Aufgabe >>
Übertrage sämtliche folgenden Daten in eine JSON-Liste aus Zeichenketten, mit einem Eintrag für jede Zeile. Leere Zeilen lässt du weg.

Datenauszüge >>
^^^^

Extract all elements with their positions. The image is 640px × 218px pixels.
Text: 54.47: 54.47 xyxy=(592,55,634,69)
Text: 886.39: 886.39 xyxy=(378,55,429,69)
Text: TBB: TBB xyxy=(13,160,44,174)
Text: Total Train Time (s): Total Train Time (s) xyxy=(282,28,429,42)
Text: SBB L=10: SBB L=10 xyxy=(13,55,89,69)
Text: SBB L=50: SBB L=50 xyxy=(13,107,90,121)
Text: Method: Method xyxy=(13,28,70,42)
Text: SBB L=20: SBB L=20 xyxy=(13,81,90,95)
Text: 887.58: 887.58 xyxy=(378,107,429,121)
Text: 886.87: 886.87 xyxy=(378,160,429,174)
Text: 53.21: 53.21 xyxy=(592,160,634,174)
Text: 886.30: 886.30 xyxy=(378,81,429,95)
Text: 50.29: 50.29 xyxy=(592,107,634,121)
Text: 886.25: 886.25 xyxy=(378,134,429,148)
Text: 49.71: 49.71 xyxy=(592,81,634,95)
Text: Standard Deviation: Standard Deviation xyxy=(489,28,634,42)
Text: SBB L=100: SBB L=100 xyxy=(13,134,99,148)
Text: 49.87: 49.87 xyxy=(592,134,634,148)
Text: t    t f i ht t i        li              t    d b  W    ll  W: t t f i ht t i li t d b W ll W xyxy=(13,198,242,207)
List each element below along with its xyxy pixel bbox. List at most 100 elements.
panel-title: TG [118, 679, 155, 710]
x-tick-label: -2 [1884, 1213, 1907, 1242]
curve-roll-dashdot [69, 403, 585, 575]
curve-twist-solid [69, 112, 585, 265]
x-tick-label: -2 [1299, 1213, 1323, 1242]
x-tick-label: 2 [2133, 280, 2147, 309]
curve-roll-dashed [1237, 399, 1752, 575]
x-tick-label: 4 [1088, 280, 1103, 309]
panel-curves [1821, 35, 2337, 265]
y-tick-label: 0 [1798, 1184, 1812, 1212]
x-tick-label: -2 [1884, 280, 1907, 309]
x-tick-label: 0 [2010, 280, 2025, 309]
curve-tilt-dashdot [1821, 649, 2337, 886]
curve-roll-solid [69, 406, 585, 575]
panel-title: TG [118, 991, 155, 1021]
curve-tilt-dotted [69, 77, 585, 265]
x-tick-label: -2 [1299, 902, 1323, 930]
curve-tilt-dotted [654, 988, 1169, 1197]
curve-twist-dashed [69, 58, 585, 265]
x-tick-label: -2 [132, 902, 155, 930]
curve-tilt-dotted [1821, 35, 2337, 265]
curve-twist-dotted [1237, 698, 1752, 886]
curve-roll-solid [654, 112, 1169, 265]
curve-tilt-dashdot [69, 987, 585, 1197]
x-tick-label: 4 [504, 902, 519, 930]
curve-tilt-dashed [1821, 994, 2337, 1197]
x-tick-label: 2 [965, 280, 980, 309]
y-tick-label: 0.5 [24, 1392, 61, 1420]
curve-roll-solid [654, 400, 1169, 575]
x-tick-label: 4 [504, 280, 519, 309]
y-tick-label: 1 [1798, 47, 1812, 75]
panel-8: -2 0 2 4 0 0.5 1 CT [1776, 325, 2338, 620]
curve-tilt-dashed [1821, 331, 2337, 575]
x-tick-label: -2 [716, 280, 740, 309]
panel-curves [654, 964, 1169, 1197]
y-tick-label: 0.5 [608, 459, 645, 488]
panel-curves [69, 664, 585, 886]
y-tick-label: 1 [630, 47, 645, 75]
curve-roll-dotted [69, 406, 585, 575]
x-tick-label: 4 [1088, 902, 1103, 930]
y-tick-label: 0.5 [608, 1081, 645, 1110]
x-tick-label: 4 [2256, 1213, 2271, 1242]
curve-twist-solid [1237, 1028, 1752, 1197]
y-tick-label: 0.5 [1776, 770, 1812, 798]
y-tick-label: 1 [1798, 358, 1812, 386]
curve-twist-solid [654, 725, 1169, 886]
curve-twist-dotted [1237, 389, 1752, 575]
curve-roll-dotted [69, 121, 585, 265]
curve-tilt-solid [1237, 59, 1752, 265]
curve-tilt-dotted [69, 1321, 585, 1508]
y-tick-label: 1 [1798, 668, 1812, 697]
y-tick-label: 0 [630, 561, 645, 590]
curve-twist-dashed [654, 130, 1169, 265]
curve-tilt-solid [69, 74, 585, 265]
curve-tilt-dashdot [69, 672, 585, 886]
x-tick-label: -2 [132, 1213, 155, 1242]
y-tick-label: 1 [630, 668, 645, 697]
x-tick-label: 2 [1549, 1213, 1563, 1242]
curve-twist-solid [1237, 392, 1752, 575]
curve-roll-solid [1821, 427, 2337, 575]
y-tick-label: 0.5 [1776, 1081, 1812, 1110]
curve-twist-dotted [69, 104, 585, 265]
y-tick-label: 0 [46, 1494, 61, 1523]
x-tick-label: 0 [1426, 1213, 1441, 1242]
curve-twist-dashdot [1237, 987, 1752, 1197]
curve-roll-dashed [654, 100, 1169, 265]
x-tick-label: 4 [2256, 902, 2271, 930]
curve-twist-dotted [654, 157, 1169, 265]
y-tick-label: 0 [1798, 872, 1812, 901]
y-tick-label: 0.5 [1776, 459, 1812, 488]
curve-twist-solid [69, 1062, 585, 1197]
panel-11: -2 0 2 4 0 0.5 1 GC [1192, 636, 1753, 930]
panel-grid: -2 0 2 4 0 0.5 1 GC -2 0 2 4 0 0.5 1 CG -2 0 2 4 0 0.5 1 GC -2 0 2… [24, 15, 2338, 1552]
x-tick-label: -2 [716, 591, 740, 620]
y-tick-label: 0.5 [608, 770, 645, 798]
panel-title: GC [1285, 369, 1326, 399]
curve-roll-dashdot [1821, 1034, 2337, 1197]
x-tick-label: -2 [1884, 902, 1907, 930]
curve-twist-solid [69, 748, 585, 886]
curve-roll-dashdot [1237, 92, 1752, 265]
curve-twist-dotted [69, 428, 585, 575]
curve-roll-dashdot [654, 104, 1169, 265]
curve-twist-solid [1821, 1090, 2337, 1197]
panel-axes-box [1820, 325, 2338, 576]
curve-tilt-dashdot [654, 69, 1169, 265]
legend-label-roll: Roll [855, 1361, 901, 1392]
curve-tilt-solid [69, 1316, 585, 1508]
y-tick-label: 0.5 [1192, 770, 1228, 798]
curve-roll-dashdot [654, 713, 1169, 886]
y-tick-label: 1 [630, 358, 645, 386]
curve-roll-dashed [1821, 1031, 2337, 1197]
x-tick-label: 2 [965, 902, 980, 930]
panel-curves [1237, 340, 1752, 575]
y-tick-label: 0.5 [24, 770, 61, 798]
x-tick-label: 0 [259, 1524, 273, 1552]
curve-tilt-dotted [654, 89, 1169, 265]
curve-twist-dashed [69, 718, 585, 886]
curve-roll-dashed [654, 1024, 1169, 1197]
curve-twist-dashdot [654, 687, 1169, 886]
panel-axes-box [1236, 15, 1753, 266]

^^^^

Lösung >>
[
  "Extract all elements with their positions. The image is 640px × 218px pixels.",
  "Text: 54.47: 54.47 xyxy=(592,55,634,69)",
  "Text: 886.39: 886.39 xyxy=(378,55,429,69)",
  "Text: TBB: TBB xyxy=(13,160,44,174)",
  "Text: Total Train Time (s): Total Train Time (s) xyxy=(282,28,429,42)",
  "Text: SBB L=10: SBB L=10 xyxy=(13,55,89,69)",
  "Text: SBB L=50: SBB L=50 xyxy=(13,107,90,121)",
  "Text: Method: Method xyxy=(13,28,70,42)",
  "Text: SBB L=20: SBB L=20 xyxy=(13,81,90,95)",
  "Text: 887.58: 887.58 xyxy=(378,107,429,121)",
  "Text: 886.87: 886.87 xyxy=(378,160,429,174)",
  "Text: 53.21: 53.21 xyxy=(592,160,634,174)",
  "Text: 886.30: 886.30 xyxy=(378,81,429,95)",
  "Text: 50.29: 50.29 xyxy=(592,107,634,121)",
  "Text: 886.25: 886.25 xyxy=(378,134,429,148)",
  "Text: 49.71: 49.71 xyxy=(592,81,634,95)",
  "Text: Standard Deviation: Standard Deviation xyxy=(489,28,634,42)",
  "Text: SBB L=100: SBB L=100 xyxy=(13,134,99,148)",
  "Text: 49.87: 49.87 xyxy=(592,134,634,148)",
  "Text: t    t f i ht t i        li              t    d b  W    ll  W: t t f i ht t i li t d b W ll W xyxy=(13,198,242,207)",
  "List each element below along with its xyxy pixel bbox. List at most 100 elements.",
  "panel-title: TG [118, 679, 155, 710]",
  "x-tick-label: -2 [1884, 1213, 1907, 1242]",
  "curve-roll-dashdot [69, 403, 585, 575]",
  "curve-twist-solid [69, 112, 585, 265]",
  "x-tick-label: -2 [1299, 1213, 1323, 1242]",
  "x-tick-label: 2 [2133, 280, 2147, 309]",
  "curve-roll-dashed [1237, 399, 1752, 575]",
  "x-tick-label: 4 [1088, 280, 1103, 309]",
  "panel-curves [1821, 35, 2337, 265]",
  "y-tick-label: 0 [1798, 1184, 1812, 1212]",
  "x-tick-label: -2 [1884, 280, 1907, 309]",
  "x-tick-label: 0 [2010, 280, 2025, 309]",
  "curve-tilt-dashdot [1821, 649, 2337, 886]",
  "curve-roll-solid [69, 406, 585, 575]",
  "panel-title: TG [118, 991, 155, 1021]",
  "curve-tilt-dotted [69, 77, 585, 265]",
  "x-tick-label: -2 [1299, 902, 1323, 930]",
  "curve-tilt-dotted [654, 988, 1169, 1197]",
  "curve-twist-dashed [69, 58, 585, 265]",
  "x-tick-label: -2 [132, 902, 155, 930]",
  "curve-tilt-dotted [1821, 35, 2337, 265]",
  "curve-twist-dotted [1237, 698, 1752, 886]",
  "curve-roll-solid [654, 112, 1169, 265]",
  "curve-tilt-dashdot [69, 987, 585, 1197]",
  "x-tick-label: 4 [504, 902, 519, 930]",
  "curve-tilt-dashed [1821, 994, 2337, 1197]",
  "x-tick-label: 2 [965, 280, 980, 309]",
  "y-tick-label: 0.5 [24, 1392, 61, 1420]",
  "curve-roll-solid [654, 400, 1169, 575]",
  "x-tick-label: 4 [504, 280, 519, 309]",
  "y-tick-label: 1 [1798, 47, 1812, 75]",
  "panel-8: -2 0 2 4 0 0.5 1 CT [1776, 325, 2338, 620]",
  "curve-tilt-dashed [1821, 331, 2337, 575]",
  "x-tick-label: -2 [716, 280, 740, 309]",
  "panel-curves [654, 964, 1169, 1197]",
  "y-tick-label: 0.5 [608, 459, 645, 488]",
  "panel-curves [69, 664, 585, 886]",
  "y-tick-label: 1 [630, 47, 645, 75]",
  "curve-roll-dotted [69, 406, 585, 575]",
  "x-tick-label: 4 [1088, 902, 1103, 930]",
  "y-tick-label: 0.5 [608, 1081, 645, 1110]",
  "x-tick-label: 4 [2256, 1213, 2271, 1242]",
  "curve-twist-solid [1237, 1028, 1752, 1197]",
  "y-tick-label: 0.5 [1776, 770, 1812, 798]",
  "y-tick-label: 1 [1798, 358, 1812, 386]",
  "curve-twist-solid [654, 725, 1169, 886]",
  "curve-twist-dotted [1237, 389, 1752, 575]",
  "curve-roll-dotted [69, 121, 585, 265]",
  "curve-tilt-solid [1237, 59, 1752, 265]",
  "curve-tilt-dotted [69, 1321, 585, 1508]",
  "y-tick-label: 1 [1798, 668, 1812, 697]",
  "y-tick-label: 0 [630, 561, 645, 590]",
  "curve-twist-dashed [654, 130, 1169, 265]",
  "curve-tilt-solid [69, 74, 585, 265]",
  "curve-tilt-dashdot [69, 672, 585, 886]",
  "x-tick-label: -2 [132, 1213, 155, 1242]",
  "y-tick-label: 1 [630, 668, 645, 697]",
  "x-tick-label: 2 [1549, 1213, 1563, 1242]",
  "curve-twist-solid [1237, 392, 1752, 575]",
  "curve-roll-solid [1821, 427, 2337, 575]",
  "y-tick-label: 0.5 [1776, 1081, 1812, 1110]",
  "curve-twist-dotted [69, 104, 585, 265]",
  "y-tick-label: 0 [46, 1494, 61, 1523]",
  "x-tick-label: 0 [1426, 1213, 1441, 1242]",
  "curve-twist-dashdot [1237, 987, 1752, 1197]",
  "curve-roll-dashed [654, 100, 1169, 265]",
  "x-tick-label: 4 [2256, 902, 2271, 930]",
  "curve-twist-dotted [654, 157, 1169, 265]",
  "y-tick-label: 0 [1798, 872, 1812, 901]",
  "y-tick-label: 0.5 [1776, 459, 1812, 488]",
  "curve-twist-solid [69, 1062, 585, 1197]",
  "panel-11: -2 0 2 4 0 0.5 1 GC [1192, 636, 1753, 930]",
  "panel-grid: -2 0 2 4 0 0.5 1 GC -2 0 2 4 0 0.5 1 CG -2 0 2 4 0 0.5 1 GC -2 0 2… [24, 15, 2338, 1552]",
  "x-tick-label: -2 [716, 591, 740, 620]",
  "y-tick-label: 0.5 [608, 770, 645, 798]",
  "panel-title: GC [1285, 369, 1326, 399]",
  "curve-roll-dashdot [1821, 1034, 2337, 1197]",
  "x-tick-label: -2 [1884, 902, 1907, 930]",
  "curve-twist-solid [69, 748, 585, 886]",
  "curve-roll-dashdot [1237, 92, 1752, 265]",
  "curve-twist-dotted [69, 428, 585, 575]",
  "curve-roll-dashdot [654, 104, 1169, 265]",
  "curve-twist-solid [1821, 1090, 2337, 1197]",
  "panel-axes-box [1820, 325, 2338, 576]",
  "curve-tilt-dashdot [654, 69, 1169, 265]",
  "legend-label-roll: Roll [855, 1361, 901, 1392]",
  "curve-tilt-solid [69, 1316, 585, 1508]",
  "y-tick-label: 0.5 [1192, 770, 1228, 798]",
  "curve-roll-dashdot [654, 713, 1169, 886]",
  "y-tick-label: 1 [630, 358, 645, 386]",
  "curve-roll-dashed [1821, 1031, 2337, 1197]",
  "x-tick-label: 2 [965, 902, 980, 930]",
  "panel-curves [1237, 340, 1752, 575]",
  "y-tick-label: 0.5 [24, 770, 61, 798]",
  "x-tick-label: 0 [259, 1524, 273, 1552]",
  "curve-tilt-dotted [654, 89, 1169, 265]",
  "curve-twist-dashed [69, 718, 585, 886]",
  "curve-roll-dashed [654, 1024, 1169, 1197]",
  "curve-twist-dashdot [654, 687, 1169, 886]",
  "panel-axes-box [1236, 15, 1753, 266]"
]